## REQUEST:
Find the word "swirl" in the records below. List each line containing it.

## DATA FOR THIS EXERCISE:
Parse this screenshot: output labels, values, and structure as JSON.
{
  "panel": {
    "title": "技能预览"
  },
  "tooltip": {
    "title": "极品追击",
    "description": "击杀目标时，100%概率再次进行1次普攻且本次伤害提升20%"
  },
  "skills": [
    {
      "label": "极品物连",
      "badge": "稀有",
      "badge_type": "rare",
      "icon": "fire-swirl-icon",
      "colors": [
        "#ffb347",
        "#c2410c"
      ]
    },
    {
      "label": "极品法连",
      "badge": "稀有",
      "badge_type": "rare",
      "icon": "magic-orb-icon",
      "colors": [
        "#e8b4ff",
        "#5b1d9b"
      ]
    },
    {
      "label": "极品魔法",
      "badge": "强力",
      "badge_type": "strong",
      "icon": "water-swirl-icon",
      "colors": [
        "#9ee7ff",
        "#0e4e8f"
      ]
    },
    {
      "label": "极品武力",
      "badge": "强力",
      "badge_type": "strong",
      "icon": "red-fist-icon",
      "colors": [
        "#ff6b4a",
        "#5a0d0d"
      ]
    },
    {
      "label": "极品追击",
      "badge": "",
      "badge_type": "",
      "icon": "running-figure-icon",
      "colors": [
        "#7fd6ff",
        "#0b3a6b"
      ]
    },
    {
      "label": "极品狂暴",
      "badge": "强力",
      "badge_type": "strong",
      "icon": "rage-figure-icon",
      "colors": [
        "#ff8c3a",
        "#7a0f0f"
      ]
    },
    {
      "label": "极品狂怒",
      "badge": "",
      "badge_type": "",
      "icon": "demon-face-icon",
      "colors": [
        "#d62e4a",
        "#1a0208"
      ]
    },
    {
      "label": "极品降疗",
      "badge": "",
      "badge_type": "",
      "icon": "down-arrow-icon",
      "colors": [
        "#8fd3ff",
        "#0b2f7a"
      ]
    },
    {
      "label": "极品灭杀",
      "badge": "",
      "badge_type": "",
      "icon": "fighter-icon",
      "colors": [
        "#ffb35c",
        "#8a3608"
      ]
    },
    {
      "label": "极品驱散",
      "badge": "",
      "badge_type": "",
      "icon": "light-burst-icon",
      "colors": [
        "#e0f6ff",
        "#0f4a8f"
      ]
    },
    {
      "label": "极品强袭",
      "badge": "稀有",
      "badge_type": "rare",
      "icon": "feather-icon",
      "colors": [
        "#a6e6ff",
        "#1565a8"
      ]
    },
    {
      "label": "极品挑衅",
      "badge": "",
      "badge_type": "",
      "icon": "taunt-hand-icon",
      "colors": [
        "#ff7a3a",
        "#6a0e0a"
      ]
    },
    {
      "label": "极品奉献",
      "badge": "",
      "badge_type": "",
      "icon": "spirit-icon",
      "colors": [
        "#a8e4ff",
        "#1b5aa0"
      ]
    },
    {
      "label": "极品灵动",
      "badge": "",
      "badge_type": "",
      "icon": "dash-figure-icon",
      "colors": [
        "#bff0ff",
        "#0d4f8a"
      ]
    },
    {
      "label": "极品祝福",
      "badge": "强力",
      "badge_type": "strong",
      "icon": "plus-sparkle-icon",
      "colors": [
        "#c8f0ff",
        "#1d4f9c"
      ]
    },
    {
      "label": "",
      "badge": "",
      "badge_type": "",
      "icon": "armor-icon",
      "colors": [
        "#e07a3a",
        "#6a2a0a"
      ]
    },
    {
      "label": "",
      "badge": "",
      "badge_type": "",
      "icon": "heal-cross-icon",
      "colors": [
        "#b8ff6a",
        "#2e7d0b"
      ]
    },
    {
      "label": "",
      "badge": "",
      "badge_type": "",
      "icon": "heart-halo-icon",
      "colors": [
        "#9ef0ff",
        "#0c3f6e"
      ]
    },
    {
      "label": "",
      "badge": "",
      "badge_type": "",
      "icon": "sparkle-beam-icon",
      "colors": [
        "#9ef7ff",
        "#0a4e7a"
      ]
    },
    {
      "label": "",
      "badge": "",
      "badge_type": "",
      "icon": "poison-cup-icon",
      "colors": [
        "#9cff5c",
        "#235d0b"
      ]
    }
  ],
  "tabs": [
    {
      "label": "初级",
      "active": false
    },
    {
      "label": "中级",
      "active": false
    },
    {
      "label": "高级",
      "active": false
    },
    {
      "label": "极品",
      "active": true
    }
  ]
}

## ANSWER TO THE EXERCISE:
      "icon": "fire-swirl-icon",
      "icon": "water-swirl-icon",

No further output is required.